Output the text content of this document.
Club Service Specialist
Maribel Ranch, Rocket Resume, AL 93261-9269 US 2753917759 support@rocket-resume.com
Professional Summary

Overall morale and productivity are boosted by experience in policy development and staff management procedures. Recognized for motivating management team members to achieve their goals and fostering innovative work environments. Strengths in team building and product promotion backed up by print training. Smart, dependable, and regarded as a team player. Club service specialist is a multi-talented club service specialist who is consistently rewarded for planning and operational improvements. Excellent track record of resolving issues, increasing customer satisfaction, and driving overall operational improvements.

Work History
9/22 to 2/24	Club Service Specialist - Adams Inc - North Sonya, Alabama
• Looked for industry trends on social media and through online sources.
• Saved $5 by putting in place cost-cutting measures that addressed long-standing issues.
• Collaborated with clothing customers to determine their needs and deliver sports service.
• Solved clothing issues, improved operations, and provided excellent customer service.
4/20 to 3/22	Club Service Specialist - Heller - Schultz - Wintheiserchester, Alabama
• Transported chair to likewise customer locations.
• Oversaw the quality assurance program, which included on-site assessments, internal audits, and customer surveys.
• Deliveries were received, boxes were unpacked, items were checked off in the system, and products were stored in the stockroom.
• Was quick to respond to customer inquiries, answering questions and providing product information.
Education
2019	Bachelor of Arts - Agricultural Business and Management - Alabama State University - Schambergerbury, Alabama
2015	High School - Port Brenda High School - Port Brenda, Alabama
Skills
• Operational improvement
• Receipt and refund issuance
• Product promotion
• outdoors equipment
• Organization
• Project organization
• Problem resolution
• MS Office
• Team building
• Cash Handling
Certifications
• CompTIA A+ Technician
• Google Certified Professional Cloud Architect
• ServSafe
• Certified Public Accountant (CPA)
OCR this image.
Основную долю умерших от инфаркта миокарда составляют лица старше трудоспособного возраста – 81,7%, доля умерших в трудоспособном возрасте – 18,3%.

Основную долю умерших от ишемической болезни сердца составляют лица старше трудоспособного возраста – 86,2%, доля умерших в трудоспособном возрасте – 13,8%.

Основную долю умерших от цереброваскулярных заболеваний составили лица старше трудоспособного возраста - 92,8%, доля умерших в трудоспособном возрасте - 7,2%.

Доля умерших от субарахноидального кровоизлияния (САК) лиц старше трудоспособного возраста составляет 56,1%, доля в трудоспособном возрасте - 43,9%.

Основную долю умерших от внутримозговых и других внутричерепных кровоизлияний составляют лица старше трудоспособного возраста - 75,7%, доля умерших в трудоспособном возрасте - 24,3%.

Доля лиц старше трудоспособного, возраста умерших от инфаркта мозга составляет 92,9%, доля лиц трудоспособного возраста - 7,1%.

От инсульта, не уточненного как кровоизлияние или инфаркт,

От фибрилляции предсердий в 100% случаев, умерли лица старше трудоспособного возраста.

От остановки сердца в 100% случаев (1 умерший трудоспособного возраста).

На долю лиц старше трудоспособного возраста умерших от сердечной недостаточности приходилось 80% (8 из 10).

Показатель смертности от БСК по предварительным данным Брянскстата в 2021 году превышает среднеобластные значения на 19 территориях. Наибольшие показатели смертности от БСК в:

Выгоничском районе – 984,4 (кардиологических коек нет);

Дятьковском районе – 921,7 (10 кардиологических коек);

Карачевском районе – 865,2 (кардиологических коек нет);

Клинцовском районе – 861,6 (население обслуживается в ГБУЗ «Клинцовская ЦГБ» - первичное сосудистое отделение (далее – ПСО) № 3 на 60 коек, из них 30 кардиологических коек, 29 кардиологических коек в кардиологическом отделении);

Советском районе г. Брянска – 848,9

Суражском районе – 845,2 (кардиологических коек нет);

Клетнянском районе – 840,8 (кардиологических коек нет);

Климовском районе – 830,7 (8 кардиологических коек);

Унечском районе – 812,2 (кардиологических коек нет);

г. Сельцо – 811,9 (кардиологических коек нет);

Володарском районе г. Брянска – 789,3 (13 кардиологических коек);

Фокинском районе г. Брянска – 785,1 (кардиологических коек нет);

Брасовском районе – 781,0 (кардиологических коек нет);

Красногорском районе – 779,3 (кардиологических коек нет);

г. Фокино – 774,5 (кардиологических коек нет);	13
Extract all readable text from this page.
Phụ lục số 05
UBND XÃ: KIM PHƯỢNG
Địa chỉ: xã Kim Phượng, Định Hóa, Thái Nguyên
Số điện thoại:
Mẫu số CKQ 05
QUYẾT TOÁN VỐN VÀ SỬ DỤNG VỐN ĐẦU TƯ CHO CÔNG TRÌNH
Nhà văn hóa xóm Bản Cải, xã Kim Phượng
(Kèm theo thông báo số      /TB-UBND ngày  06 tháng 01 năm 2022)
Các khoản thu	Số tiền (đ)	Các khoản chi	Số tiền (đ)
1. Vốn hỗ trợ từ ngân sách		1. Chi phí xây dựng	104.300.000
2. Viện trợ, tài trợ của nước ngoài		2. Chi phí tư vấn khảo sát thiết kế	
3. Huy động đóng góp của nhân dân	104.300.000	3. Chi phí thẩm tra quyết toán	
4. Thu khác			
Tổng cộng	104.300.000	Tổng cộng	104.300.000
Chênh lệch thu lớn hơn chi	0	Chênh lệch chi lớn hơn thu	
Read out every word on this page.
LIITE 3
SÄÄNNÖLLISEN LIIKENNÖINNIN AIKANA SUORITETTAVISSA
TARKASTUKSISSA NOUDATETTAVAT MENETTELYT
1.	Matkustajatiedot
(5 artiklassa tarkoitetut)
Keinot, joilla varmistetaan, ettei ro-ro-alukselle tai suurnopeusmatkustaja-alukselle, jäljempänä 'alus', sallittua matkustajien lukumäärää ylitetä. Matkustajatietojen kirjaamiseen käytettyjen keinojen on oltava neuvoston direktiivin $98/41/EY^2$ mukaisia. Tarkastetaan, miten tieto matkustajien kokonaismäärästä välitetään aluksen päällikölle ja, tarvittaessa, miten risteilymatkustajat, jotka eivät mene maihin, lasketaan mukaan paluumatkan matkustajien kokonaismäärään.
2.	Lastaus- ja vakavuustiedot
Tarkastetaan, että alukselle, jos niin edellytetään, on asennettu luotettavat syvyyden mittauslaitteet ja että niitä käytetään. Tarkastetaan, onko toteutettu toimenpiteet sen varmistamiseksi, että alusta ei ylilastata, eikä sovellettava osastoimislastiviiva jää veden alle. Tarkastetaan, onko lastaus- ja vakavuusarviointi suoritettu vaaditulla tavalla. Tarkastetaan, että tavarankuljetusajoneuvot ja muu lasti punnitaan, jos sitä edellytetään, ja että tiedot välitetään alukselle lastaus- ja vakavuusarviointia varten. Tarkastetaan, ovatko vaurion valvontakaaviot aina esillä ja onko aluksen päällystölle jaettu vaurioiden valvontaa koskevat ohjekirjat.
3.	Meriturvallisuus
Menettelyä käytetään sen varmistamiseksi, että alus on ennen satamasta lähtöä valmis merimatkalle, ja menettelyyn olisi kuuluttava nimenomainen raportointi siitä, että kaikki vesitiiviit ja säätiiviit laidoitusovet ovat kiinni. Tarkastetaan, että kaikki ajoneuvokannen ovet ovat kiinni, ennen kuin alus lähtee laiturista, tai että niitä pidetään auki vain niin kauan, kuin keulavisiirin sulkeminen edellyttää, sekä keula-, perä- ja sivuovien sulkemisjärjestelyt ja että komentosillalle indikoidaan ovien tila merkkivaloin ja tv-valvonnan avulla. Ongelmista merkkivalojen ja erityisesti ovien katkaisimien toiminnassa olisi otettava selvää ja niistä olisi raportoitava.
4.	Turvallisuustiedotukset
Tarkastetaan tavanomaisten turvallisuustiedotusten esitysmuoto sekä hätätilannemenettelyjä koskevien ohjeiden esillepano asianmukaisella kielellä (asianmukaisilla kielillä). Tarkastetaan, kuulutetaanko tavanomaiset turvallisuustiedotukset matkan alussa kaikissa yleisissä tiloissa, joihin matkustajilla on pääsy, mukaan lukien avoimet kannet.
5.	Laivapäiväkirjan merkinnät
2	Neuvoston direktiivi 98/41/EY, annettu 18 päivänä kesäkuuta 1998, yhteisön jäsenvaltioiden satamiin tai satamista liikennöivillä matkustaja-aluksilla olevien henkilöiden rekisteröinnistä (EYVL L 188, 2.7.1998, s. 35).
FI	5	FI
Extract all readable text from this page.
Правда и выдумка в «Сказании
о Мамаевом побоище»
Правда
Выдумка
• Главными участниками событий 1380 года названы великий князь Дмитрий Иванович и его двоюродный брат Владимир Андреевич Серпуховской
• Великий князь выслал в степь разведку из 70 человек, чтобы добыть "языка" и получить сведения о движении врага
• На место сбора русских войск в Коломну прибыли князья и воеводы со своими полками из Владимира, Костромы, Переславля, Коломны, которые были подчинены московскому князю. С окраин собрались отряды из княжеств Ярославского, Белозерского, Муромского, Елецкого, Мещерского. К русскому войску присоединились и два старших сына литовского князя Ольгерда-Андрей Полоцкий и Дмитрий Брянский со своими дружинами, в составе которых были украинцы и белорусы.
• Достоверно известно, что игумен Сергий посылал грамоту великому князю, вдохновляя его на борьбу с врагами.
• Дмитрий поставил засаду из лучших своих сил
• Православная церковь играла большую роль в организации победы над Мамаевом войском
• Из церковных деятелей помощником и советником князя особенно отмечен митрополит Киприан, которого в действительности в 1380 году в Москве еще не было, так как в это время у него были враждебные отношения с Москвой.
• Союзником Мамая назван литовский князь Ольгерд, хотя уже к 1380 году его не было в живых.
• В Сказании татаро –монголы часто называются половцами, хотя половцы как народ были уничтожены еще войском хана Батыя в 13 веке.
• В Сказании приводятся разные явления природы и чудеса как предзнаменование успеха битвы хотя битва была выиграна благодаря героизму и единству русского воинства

### [Requirement]
Wherever "Мамаевом" shows up in a line, copy that line.

### [Exercise response]
о Мамаевом побоище»
• Православная церковь играла большую роль в организации победы над Мамаевом войском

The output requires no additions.